▶ **WHAT YOU SHOULD DO**: Find the line that contains "Enumerate this screenshot's"; then retype it and each line after it, exactly, through the final line of the data below.

INFORMATION PROVIDED start

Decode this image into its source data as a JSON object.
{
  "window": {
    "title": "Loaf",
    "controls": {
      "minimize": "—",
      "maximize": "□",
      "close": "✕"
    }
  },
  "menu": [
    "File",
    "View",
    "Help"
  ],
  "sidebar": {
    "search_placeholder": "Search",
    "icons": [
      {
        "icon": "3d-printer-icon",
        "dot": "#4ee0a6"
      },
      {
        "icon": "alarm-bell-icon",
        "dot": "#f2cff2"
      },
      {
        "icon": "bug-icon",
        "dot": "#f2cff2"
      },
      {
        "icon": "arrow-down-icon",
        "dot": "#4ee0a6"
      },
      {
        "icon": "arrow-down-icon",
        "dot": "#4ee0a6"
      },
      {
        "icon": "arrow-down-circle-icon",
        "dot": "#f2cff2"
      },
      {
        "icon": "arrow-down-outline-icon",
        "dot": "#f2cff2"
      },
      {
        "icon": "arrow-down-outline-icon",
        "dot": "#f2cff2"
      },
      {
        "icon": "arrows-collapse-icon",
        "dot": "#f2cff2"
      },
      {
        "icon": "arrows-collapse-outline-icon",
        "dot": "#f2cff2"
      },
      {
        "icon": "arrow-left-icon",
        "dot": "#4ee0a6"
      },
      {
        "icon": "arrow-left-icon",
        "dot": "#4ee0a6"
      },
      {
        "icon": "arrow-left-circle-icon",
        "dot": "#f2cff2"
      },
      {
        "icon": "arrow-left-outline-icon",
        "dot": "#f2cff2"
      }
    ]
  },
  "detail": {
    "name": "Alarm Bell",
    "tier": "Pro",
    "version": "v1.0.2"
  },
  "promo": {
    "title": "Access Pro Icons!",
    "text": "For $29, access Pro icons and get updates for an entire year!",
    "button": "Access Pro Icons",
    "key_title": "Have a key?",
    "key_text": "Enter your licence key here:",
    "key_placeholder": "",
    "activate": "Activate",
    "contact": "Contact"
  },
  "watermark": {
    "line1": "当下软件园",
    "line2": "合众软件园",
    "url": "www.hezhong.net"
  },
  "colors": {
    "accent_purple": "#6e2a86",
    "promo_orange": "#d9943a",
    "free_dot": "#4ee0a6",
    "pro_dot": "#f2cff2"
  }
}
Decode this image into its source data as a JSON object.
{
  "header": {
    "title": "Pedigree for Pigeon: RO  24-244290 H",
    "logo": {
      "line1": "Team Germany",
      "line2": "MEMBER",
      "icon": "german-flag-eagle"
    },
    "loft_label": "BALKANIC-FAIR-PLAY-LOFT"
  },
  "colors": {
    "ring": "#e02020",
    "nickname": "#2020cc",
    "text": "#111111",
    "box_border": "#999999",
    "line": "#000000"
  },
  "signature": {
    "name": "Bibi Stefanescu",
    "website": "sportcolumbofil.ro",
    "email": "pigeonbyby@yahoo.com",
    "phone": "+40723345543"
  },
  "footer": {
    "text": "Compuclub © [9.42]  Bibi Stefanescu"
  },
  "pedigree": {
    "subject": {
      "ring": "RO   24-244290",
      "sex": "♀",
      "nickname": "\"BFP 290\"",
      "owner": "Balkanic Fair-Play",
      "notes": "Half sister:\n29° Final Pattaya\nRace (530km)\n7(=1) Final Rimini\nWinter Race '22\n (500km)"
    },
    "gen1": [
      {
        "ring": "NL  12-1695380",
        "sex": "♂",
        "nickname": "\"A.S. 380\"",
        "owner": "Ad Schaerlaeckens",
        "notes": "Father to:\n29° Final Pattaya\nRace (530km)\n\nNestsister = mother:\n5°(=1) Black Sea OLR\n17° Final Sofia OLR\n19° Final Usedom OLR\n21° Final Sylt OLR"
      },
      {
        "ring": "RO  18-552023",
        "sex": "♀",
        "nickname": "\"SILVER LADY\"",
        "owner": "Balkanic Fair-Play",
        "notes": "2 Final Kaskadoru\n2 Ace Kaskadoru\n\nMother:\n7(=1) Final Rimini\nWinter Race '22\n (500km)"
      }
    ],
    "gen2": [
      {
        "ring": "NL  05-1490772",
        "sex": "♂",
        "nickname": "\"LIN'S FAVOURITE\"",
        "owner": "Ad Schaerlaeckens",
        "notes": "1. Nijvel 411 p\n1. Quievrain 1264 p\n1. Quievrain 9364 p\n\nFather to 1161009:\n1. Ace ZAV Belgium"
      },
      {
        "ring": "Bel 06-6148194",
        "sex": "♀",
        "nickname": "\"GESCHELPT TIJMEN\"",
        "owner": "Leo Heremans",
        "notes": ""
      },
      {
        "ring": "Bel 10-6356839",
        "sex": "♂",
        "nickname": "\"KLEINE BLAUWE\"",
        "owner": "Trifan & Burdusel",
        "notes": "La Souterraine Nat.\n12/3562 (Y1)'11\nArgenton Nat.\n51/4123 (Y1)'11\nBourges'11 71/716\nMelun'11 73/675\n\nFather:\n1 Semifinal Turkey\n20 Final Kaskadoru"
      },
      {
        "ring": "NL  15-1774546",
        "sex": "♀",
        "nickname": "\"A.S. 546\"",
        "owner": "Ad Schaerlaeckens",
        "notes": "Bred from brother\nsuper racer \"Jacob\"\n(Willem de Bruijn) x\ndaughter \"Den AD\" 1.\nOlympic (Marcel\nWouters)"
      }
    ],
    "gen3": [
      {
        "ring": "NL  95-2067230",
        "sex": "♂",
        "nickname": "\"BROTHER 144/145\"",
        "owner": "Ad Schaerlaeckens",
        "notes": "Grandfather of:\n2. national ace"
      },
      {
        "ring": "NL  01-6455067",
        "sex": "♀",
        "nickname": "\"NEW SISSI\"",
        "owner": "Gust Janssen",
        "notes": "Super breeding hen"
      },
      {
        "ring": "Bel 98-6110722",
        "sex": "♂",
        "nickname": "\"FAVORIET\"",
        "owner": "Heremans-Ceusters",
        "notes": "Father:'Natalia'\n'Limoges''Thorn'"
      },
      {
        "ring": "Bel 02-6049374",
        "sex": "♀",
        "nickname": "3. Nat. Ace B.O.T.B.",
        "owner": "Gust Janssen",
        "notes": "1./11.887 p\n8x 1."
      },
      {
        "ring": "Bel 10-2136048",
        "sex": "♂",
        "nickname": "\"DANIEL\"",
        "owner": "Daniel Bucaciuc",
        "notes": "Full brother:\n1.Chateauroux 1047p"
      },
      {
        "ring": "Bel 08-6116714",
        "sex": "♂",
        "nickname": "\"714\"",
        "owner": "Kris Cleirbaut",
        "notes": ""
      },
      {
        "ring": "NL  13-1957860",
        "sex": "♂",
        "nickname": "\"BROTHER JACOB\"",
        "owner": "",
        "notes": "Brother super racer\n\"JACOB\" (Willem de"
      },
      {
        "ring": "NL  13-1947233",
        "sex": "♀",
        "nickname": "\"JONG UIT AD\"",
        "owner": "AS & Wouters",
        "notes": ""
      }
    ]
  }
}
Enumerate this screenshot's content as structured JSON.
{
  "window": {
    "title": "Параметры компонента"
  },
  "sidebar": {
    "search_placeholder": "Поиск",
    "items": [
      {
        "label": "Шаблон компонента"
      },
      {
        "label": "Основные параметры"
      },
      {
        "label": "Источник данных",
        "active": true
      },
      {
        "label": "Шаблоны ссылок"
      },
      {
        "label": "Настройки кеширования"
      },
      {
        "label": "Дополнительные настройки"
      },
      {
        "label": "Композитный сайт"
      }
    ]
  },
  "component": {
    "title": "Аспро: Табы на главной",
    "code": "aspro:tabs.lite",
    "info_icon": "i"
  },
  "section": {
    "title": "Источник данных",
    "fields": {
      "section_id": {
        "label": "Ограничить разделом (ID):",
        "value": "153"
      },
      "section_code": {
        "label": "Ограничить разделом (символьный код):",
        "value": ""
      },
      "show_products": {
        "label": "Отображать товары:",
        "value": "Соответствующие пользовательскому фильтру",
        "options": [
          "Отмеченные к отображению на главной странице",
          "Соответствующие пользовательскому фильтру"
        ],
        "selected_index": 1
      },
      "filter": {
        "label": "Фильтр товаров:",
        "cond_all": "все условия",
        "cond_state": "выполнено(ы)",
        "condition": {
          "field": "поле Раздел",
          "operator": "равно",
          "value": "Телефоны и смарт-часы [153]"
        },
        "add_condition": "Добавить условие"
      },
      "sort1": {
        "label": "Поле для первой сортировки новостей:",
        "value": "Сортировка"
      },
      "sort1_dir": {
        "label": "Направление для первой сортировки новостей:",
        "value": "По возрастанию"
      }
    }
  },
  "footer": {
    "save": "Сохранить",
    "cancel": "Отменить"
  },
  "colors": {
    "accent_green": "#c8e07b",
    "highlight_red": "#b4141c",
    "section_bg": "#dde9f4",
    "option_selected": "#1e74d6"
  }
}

INFORMATION PROVIDED end

▶ **CORRECT ANSWER**:
Enumerate this screenshot's content as structured JSON.
{
  "window": {
    "title": "Параметры компонента"
  },
  "sidebar": {
    "search_placeholder": "Поиск",
    "items": [
      {
        "label": "Шаблон компонента"
      },
      {
        "label": "Основные параметры"
      },
      {
        "label": "Источник данных",
        "active": true
      },
      {
        "label": "Шаблоны ссылок"
      },
      {
        "label": "Настройки кеширования"
      },
      {
        "label": "Дополнительные настройки"
      },
      {
        "label": "Композитный сайт"
      }
    ]
  },
  "component": {
    "title": "Аспро: Табы на главной",
    "code": "aspro:tabs.lite",
    "info_icon": "i"
  },
  "section": {
    "title": "Источник данных",
    "fields": {
      "section_id": {
        "label": "Ограничить разделом (ID):",
        "value": "153"
      },
      "section_code": {
        "label": "Ограничить разделом (символьный код):",
        "value": ""
      },
      "show_products": {
        "label": "Отображать товары:",
        "value": "Соответствующие пользовательскому фильтру",
        "options": [
          "Отмеченные к отображению на главной странице",
          "Соответствующие пользовательскому фильтру"
        ],
        "selected_index": 1
      },
      "filter": {
        "label": "Фильтр товаров:",
        "cond_all": "все условия",
        "cond_state": "выполнено(ы)",
        "condition": {
          "field": "поле Раздел",
          "operator": "равно",
          "value": "Телефоны и смарт-часы [153]"
        },
        "add_condition": "Добавить условие"
      },
      "sort1": {
        "label": "Поле для первой сортировки новостей:",
        "value": "Сортировка"
      },
      "sort1_dir": {
        "label": "Направление для первой сортировки новостей:",
        "value": "По возрастанию"
      }
    }
  },
  "footer": {
    "save": "Сохранить",
    "cancel": "Отменить"
  },
  "colors": {
    "accent_green": "#c8e07b",
    "highlight_red": "#b4141c",
    "section_bg": "#dde9f4",
    "option_selected": "#1e74d6"
  }
}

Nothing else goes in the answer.